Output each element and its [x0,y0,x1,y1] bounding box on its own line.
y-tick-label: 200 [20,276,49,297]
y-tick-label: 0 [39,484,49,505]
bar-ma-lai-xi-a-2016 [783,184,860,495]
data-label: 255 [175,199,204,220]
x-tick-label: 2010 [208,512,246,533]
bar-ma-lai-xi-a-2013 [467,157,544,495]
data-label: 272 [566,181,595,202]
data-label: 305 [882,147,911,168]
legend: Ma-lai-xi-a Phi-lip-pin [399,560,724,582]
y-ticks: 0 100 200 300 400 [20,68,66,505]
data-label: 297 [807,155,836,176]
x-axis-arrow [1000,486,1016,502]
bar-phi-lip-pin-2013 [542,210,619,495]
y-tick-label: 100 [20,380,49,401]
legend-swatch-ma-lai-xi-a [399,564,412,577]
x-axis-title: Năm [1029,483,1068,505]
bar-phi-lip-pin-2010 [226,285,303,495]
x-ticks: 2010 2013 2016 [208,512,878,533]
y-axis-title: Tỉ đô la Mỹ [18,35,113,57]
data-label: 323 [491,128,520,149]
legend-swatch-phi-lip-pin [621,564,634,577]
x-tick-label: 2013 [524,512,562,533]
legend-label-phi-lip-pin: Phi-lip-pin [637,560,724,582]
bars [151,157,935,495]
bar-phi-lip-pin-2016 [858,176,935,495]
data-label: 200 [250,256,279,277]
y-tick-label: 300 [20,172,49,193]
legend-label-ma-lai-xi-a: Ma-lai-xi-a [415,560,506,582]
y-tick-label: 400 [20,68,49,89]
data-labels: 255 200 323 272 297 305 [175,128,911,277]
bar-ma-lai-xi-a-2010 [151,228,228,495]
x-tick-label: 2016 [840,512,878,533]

» **What you need to do**:
Can you rewrite the entries from the start through the line with "x-axis-arrow [1000,486,1016,502]", replacing "data-label" with "value-label" and leaving everything else unchanged?

» **Task answer**:
Output each element and its [x0,y0,x1,y1] bounding box on its own line.
y-tick-label: 200 [20,276,49,297]
y-tick-label: 0 [39,484,49,505]
bar-ma-lai-xi-a-2016 [783,184,860,495]
value-label: 255 [175,199,204,220]
x-tick-label: 2010 [208,512,246,533]
bar-ma-lai-xi-a-2013 [467,157,544,495]
value-label: 272 [566,181,595,202]
value-label: 305 [882,147,911,168]
legend: Ma-lai-xi-a Phi-lip-pin [399,560,724,582]
y-ticks: 0 100 200 300 400 [20,68,66,505]
value-label: 297 [807,155,836,176]
x-axis-arrow [1000,486,1016,502]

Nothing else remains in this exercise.